Gather every line holding the string "provides".

Stored data
────────────────────────────────────────
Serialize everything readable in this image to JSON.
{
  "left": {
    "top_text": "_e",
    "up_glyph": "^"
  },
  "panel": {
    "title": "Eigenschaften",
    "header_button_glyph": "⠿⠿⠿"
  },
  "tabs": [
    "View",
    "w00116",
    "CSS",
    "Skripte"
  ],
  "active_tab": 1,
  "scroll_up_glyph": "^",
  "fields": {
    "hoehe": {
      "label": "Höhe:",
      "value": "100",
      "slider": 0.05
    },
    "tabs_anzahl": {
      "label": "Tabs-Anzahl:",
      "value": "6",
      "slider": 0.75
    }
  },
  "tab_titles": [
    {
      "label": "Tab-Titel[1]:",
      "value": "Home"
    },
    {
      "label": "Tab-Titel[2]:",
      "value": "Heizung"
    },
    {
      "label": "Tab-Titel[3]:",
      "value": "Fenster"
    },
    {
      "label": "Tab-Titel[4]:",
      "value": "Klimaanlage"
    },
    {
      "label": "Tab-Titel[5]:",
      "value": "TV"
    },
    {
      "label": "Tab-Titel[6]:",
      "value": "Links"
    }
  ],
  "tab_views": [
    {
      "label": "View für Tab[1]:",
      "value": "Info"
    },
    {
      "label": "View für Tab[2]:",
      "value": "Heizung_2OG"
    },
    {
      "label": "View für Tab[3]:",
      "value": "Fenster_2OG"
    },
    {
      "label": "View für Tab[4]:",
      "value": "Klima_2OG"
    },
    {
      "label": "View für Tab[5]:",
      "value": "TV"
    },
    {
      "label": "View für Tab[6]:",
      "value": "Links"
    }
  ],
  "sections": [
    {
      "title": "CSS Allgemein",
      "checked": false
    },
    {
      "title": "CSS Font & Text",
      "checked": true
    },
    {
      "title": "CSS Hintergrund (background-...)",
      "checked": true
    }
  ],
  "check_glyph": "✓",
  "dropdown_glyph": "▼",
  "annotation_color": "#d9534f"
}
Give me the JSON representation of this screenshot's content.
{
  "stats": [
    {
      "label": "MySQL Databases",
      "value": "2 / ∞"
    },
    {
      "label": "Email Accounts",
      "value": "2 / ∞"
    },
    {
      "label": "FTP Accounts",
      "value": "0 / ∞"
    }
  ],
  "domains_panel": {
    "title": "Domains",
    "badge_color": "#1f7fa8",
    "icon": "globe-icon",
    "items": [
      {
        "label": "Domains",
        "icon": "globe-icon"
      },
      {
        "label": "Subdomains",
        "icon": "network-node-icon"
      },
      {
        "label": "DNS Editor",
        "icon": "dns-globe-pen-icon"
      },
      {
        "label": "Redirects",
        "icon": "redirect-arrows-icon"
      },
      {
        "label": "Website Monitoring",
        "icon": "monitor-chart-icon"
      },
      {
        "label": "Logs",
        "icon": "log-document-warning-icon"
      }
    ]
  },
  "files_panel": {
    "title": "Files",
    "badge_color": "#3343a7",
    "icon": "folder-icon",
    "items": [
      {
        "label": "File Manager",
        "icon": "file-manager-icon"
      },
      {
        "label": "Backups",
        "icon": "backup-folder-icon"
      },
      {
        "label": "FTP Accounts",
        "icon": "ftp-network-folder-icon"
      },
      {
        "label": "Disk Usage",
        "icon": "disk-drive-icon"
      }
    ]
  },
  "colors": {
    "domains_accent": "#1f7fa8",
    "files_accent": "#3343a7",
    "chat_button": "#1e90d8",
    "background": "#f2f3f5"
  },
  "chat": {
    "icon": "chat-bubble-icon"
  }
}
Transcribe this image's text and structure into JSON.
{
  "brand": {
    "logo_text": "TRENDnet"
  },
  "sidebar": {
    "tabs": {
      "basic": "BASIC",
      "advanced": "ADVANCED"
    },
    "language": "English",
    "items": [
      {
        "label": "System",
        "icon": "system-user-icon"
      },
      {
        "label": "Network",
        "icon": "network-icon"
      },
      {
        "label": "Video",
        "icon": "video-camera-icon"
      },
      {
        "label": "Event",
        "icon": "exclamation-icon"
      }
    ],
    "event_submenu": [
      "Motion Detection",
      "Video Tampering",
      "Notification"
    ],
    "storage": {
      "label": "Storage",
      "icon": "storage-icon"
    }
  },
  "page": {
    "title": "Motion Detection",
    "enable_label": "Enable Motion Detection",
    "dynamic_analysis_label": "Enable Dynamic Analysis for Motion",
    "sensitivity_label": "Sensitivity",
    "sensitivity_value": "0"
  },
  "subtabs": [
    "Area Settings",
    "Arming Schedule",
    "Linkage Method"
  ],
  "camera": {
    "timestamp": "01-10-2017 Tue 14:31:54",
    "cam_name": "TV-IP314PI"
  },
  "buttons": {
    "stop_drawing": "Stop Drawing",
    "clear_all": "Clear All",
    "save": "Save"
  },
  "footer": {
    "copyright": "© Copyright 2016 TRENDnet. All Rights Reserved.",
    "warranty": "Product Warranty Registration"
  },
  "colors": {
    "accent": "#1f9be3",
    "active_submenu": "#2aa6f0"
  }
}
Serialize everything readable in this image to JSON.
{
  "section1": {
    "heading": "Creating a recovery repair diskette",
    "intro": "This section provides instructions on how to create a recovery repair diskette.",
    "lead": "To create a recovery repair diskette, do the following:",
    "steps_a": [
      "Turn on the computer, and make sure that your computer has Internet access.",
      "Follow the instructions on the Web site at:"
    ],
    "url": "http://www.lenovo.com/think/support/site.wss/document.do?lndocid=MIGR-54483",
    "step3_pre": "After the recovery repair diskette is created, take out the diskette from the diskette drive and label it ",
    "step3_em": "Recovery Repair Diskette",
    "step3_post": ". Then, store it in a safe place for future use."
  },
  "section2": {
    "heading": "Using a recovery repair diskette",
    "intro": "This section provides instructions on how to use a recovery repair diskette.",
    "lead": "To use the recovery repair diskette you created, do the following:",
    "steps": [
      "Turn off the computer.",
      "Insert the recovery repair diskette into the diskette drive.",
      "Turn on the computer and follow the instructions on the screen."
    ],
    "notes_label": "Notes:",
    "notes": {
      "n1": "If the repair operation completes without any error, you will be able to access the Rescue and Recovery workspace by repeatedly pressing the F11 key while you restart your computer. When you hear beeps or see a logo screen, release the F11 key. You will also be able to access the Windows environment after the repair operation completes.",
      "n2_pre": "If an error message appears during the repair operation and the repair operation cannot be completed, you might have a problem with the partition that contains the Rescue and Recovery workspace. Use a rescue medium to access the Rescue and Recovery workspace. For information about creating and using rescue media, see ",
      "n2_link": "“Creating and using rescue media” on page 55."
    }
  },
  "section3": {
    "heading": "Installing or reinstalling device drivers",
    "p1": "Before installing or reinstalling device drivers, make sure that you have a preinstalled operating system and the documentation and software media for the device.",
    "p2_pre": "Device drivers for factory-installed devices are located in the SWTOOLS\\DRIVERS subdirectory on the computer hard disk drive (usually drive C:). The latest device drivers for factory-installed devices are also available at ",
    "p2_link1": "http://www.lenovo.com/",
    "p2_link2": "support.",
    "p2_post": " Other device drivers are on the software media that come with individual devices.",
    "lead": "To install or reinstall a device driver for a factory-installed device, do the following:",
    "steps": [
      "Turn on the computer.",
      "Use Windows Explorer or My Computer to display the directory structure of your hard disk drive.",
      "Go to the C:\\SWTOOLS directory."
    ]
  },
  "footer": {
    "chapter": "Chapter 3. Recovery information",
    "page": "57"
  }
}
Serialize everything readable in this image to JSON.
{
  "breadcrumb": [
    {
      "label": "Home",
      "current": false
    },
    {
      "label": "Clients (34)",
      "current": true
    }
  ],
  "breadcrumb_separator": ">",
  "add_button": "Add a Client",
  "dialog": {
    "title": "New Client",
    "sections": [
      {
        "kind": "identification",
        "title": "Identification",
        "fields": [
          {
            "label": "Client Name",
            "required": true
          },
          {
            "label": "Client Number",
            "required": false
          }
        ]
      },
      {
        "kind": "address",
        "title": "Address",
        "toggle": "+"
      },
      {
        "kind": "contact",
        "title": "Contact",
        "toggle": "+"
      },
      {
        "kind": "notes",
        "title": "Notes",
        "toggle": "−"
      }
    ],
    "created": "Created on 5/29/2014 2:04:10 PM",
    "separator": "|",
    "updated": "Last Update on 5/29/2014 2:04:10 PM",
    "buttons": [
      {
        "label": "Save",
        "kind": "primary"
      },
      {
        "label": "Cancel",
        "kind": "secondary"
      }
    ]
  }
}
────────────────────────────────────────
* FINISHED ANSWER:
    "intro": "This section provides instructions on how to create a recovery repair diskette.",
    "intro": "This section provides instructions on how to use a recovery repair diskette.",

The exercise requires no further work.